WHAT THIS TASK INVOLVES: Without including any pictures, write out all the entries exactly.

TASK MATERIAL:
** BEGIN **
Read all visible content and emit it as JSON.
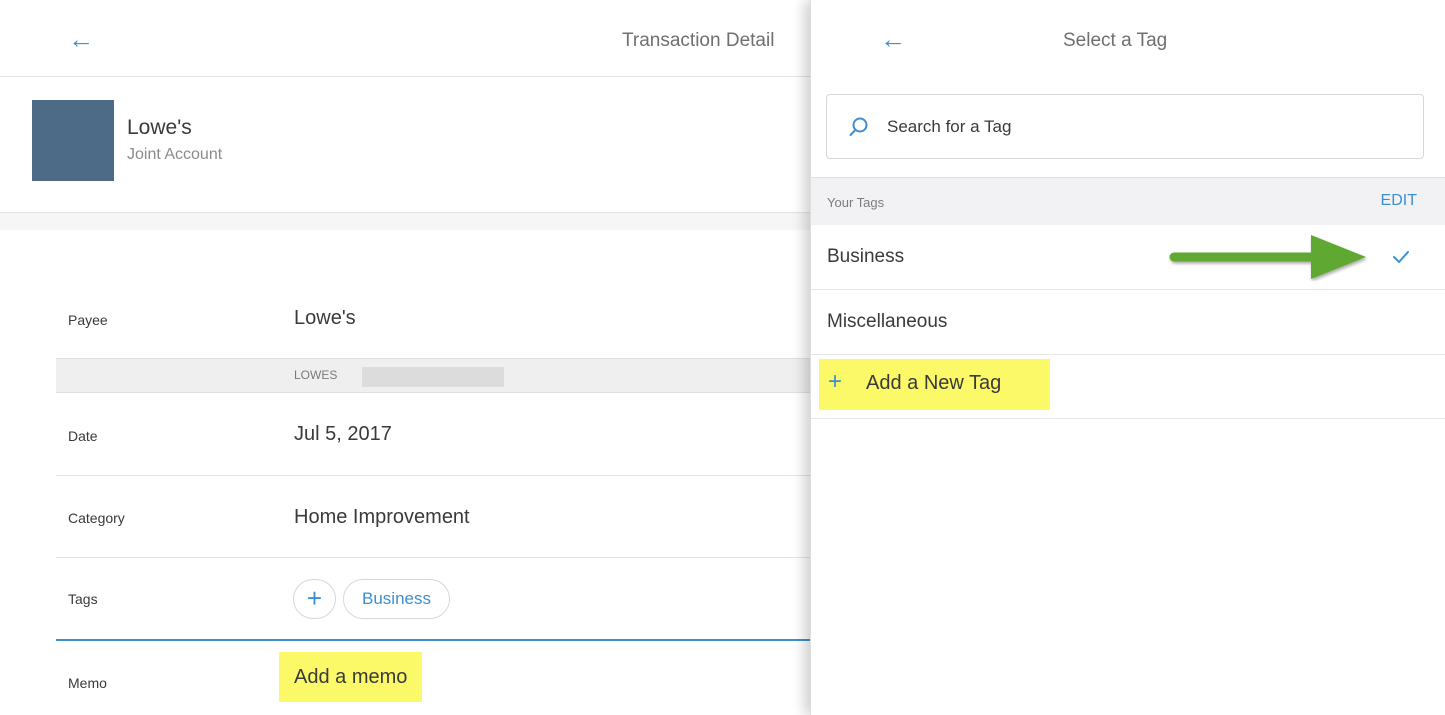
{
  "left_panel": {
    "title": "Transaction Detail",
    "back_icon": "back-arrow-icon",
    "merchant": {
      "name": "Lowe's",
      "account": "Joint Account",
      "logo_color": "#4d6a86"
    },
    "payee": {
      "label": "Payee",
      "value": "Lowe's",
      "original_description": "LOWES"
    },
    "date": {
      "label": "Date",
      "value": "Jul 5, 2017"
    },
    "category": {
      "label": "Category",
      "value": "Home Improvement"
    },
    "tags": {
      "label": "Tags",
      "add_icon": "+",
      "items": [
        "Business"
      ]
    },
    "memo": {
      "label": "Memo",
      "placeholder": "Add a memo"
    }
  },
  "right_panel": {
    "title": "Select a Tag",
    "back_icon": "back-arrow-icon",
    "search": {
      "placeholder": "Search for a Tag",
      "icon": "search-icon"
    },
    "section": {
      "label": "Your Tags",
      "edit_label": "EDIT"
    },
    "tags": [
      {
        "label": "Business",
        "selected": true
      },
      {
        "label": "Miscellaneous",
        "selected": false
      }
    ],
    "add_new": {
      "icon": "+",
      "label": "Add a New Tag"
    }
  },
  "colors": {
    "accent": "#3d8fd1",
    "highlight": "#fbf968",
    "annotation_arrow": "#5fa830"
  }
}
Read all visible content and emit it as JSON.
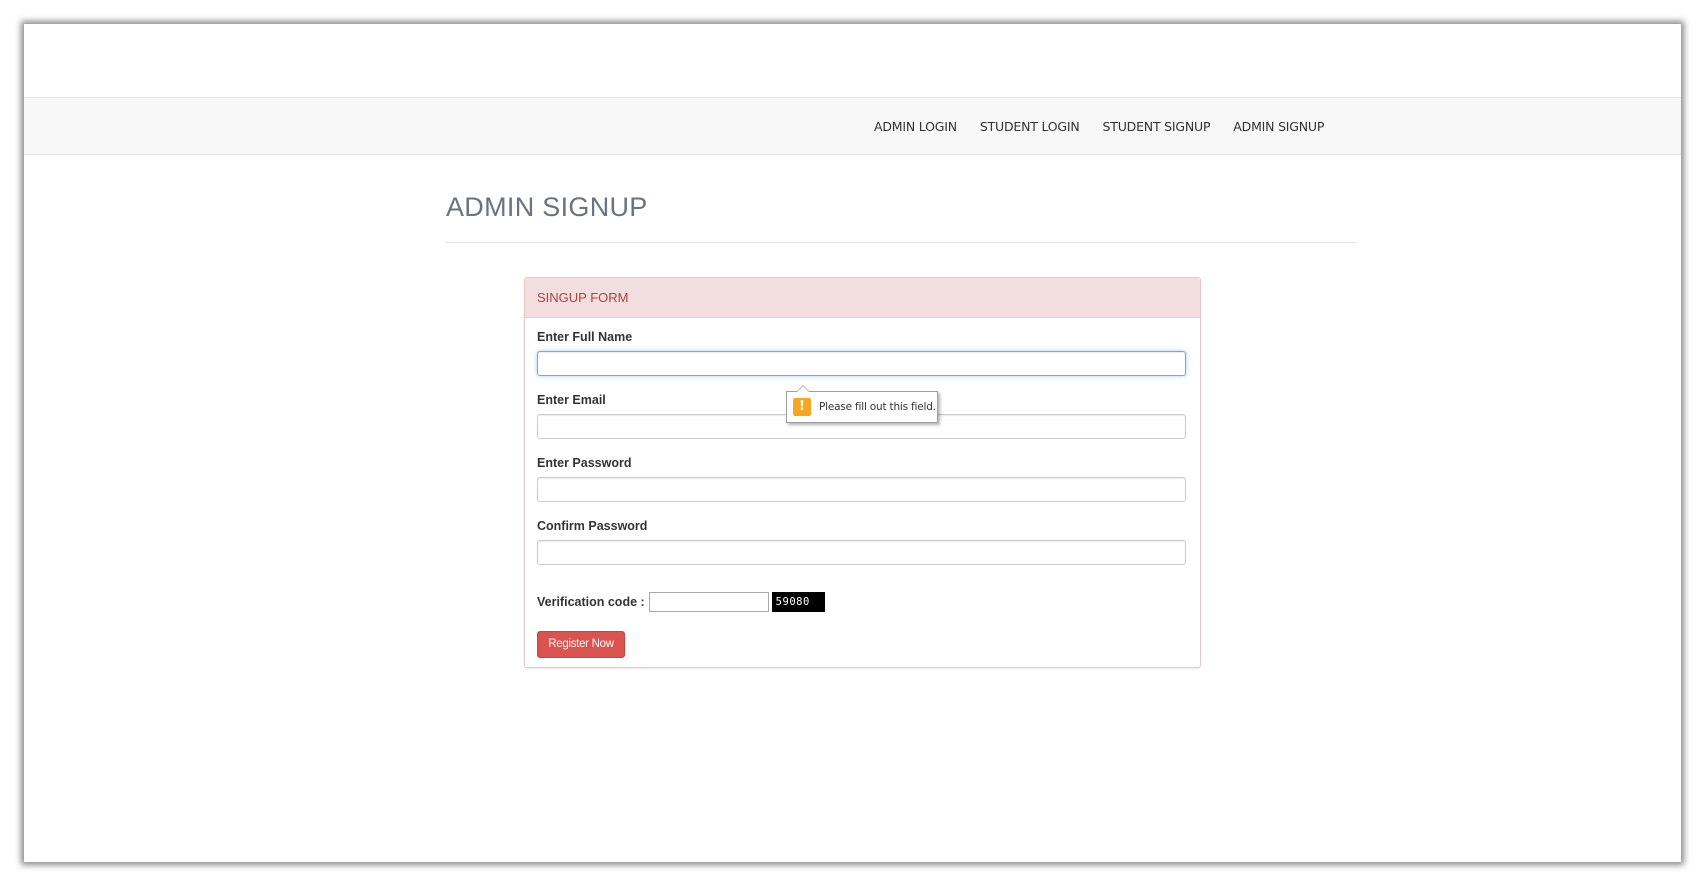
{
  "nav": {
    "items": [
      {
        "label": "ADMIN LOGIN"
      },
      {
        "label": "STUDENT LOGIN"
      },
      {
        "label": "STUDENT SIGNUP"
      },
      {
        "label": "ADMIN SIGNUP"
      }
    ]
  },
  "page": {
    "title": "ADMIN SIGNUP"
  },
  "form": {
    "heading": "SINGUP FORM",
    "full_name": {
      "label": "Enter Full Name",
      "value": ""
    },
    "email": {
      "label": "Enter Email",
      "value": ""
    },
    "password": {
      "label": "Enter Password",
      "value": ""
    },
    "confirm_password": {
      "label": "Confirm Password",
      "value": ""
    },
    "verification": {
      "label": "Verification code :",
      "value": "",
      "code": "59080"
    },
    "submit_label": "Register Now"
  },
  "validation_tooltip": {
    "icon": "warning-icon",
    "message": "Please fill out this field."
  },
  "colors": {
    "panel_heading_bg": "#f2dede",
    "panel_heading_text": "#a94442",
    "button_bg": "#d9534f",
    "warning": "#f5a623"
  }
}
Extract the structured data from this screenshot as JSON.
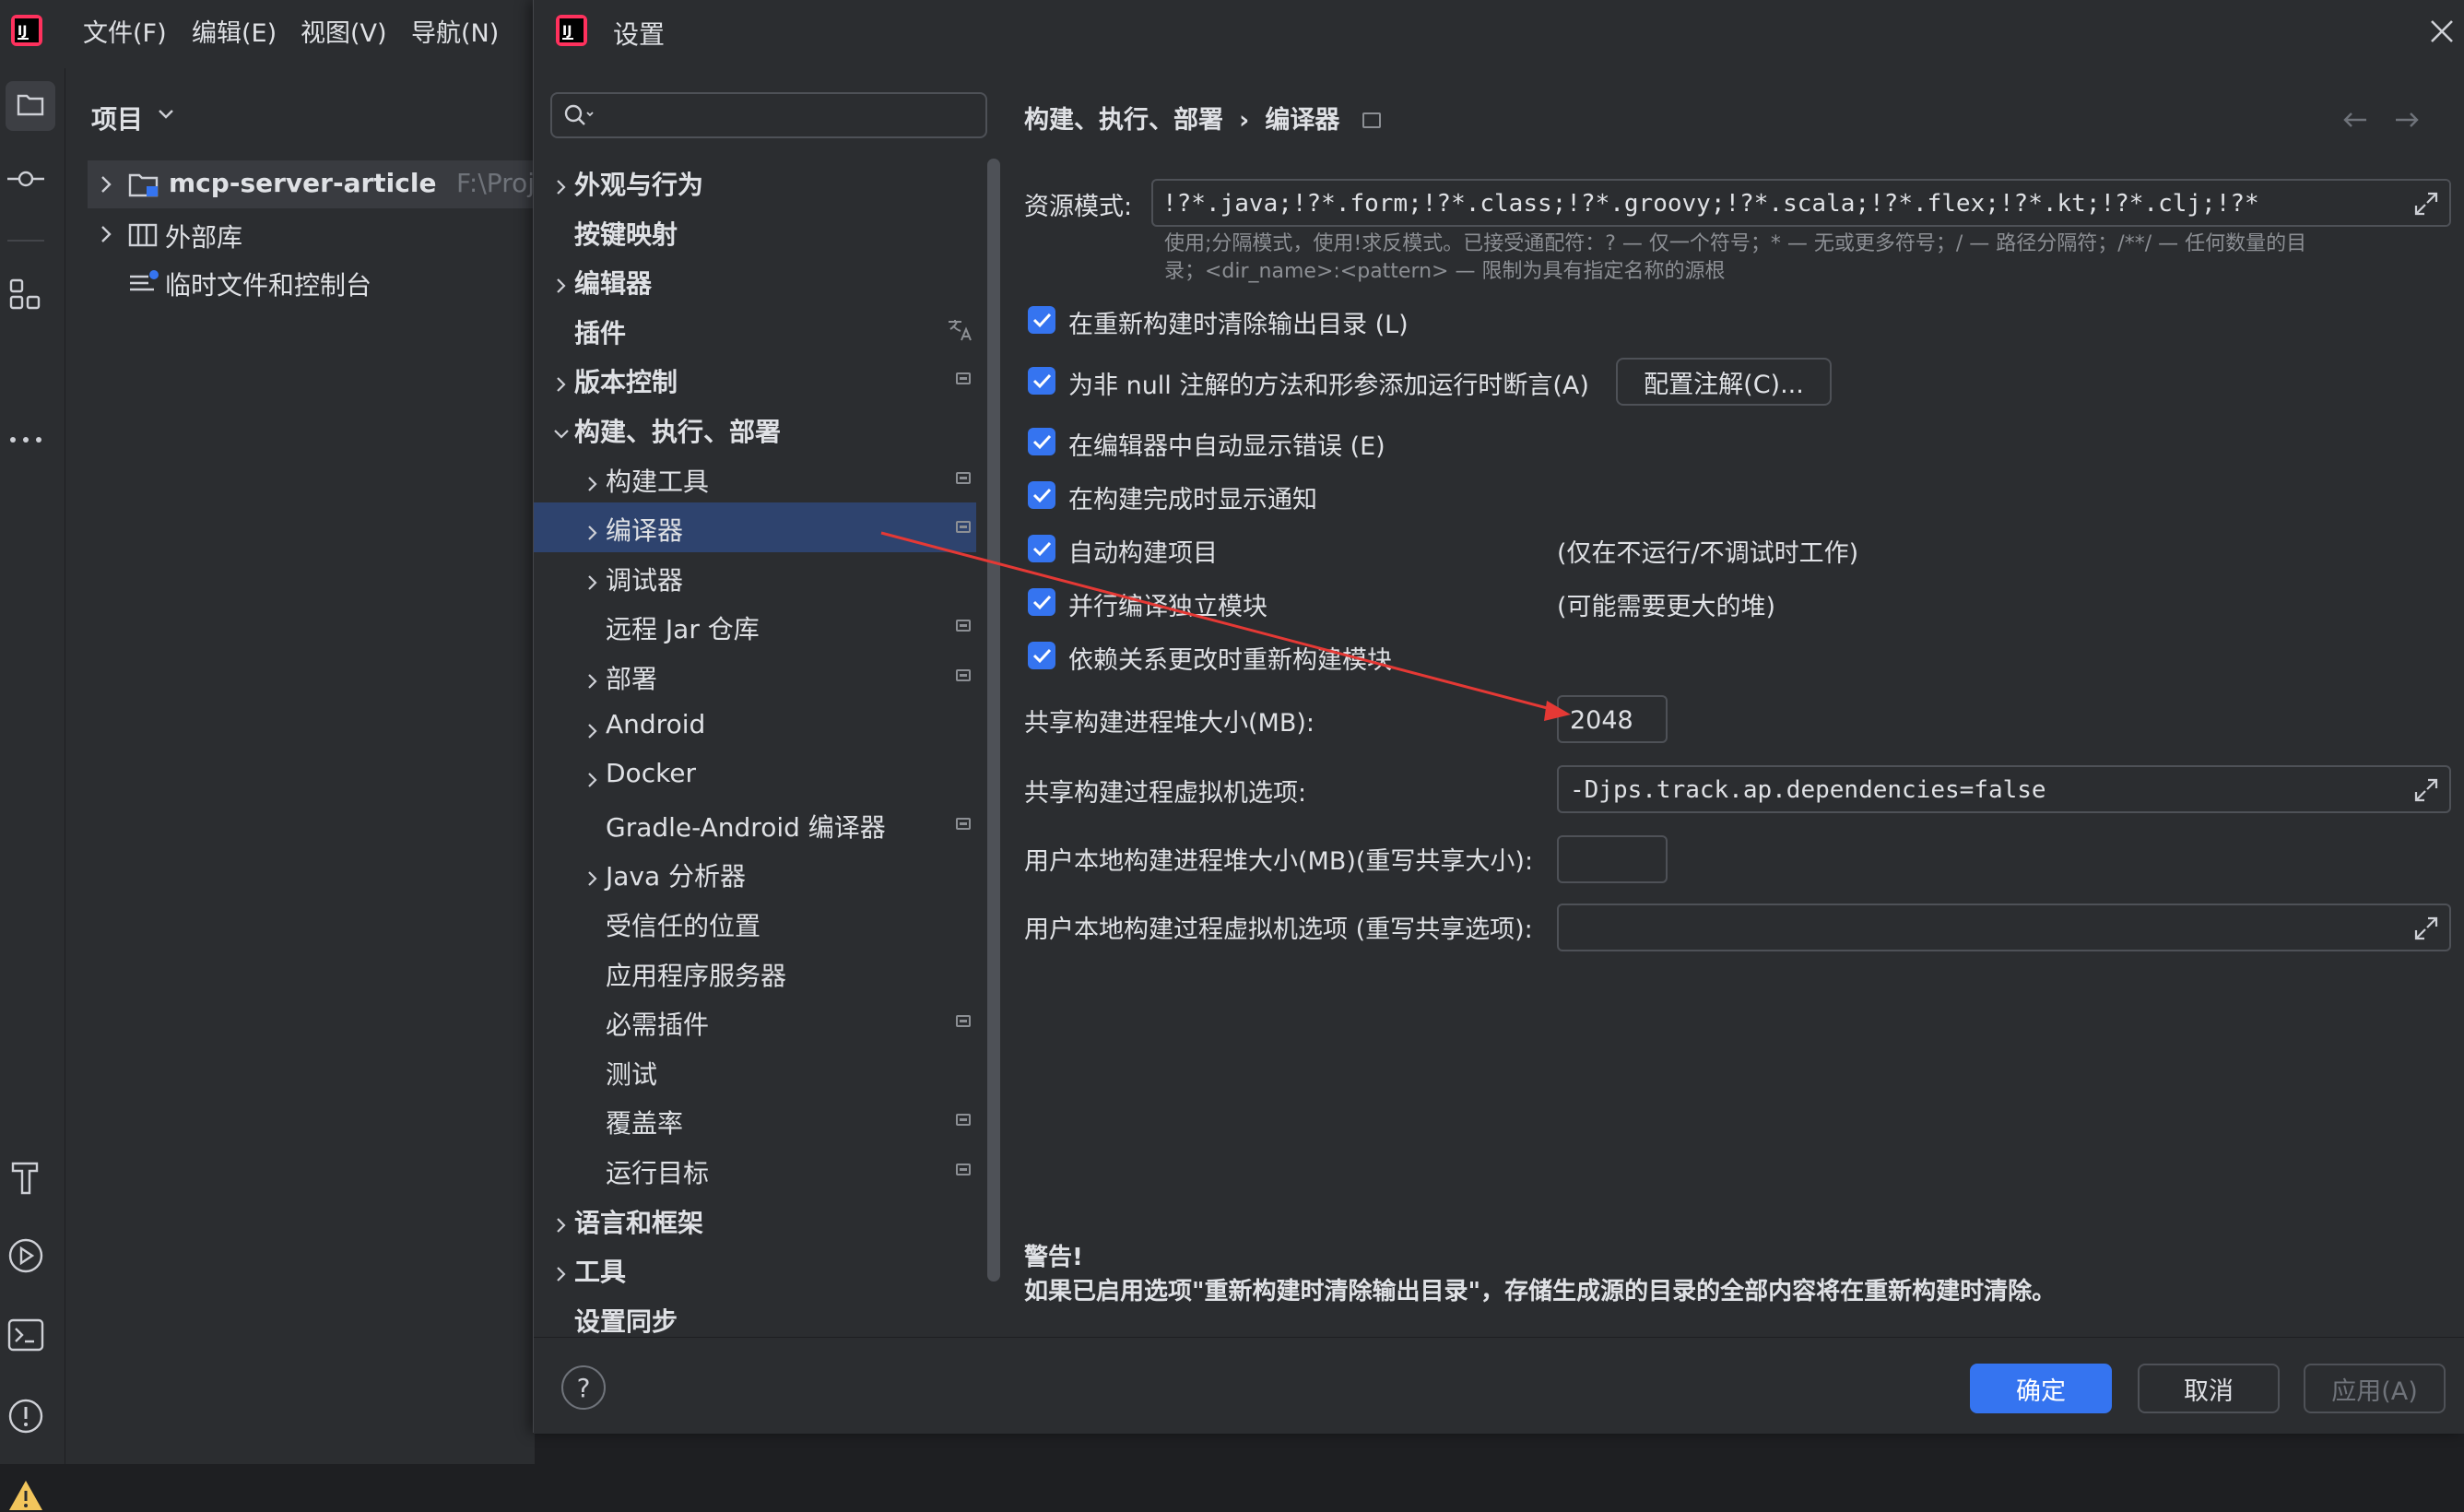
** END **
FINAL RESULT:
Read all visible content and emit it as JSON.
{
  "left_panel": {
    "title": "Transaction Detail",
    "back_icon": "back-arrow-icon",
    "merchant": {
      "name": "Lowe's",
      "account": "Joint Account",
      "logo_color": "#4d6a86"
    },
    "payee": {
      "label": "Payee",
      "value": "Lowe's",
      "original_description": "LOWES"
    },
    "date": {
      "label": "Date",
      "value": "Jul 5, 2017"
    },
    "category": {
      "label": "Category",
      "value": "Home Improvement"
    },
    "tags": {
      "label": "Tags",
      "add_icon": "+",
      "items": [
        "Business"
      ]
    },
    "memo": {
      "label": "Memo",
      "placeholder": "Add a memo"
    }
  },
  "right_panel": {
    "title": "Select a Tag",
    "back_icon": "back-arrow-icon",
    "search": {
      "placeholder": "Search for a Tag",
      "icon": "search-icon"
    },
    "section": {
      "label": "Your Tags",
      "edit_label": "EDIT"
    },
    "tags": [
      {
        "label": "Business",
        "selected": true
      },
      {
        "label": "Miscellaneous",
        "selected": false
      }
    ],
    "add_new": {
      "icon": "+",
      "label": "Add a New Tag"
    }
  },
  "colors": {
    "accent": "#3d8fd1",
    "highlight": "#fbf968",
    "annotation_arrow": "#5fa830"
  }
}
Read all visible content and emit it as JSON.
{
  "nav": {
    "items": [
      {
        "label": "ADMIN LOGIN"
      },
      {
        "label": "STUDENT LOGIN"
      },
      {
        "label": "STUDENT SIGNUP"
      },
      {
        "label": "ADMIN SIGNUP"
      }
    ]
  },
  "page": {
    "title": "ADMIN SIGNUP"
  },
  "form": {
    "heading": "SINGUP FORM",
    "full_name": {
      "label": "Enter Full Name",
      "value": ""
    },
    "email": {
      "label": "Enter Email",
      "value": ""
    },
    "password": {
      "label": "Enter Password",
      "value": ""
    },
    "confirm_password": {
      "label": "Confirm Password",
      "value": ""
    },
    "verification": {
      "label": "Verification code :",
      "value": "",
      "code": "59080"
    },
    "submit_label": "Register Now"
  },
  "validation_tooltip": {
    "icon": "warning-icon",
    "message": "Please fill out this field."
  },
  "colors": {
    "panel_heading_bg": "#f2dede",
    "panel_heading_text": "#a94442",
    "button_bg": "#d9534f",
    "warning": "#f5a623"
  }
}
Extract the structured data from this screenshot as JSON.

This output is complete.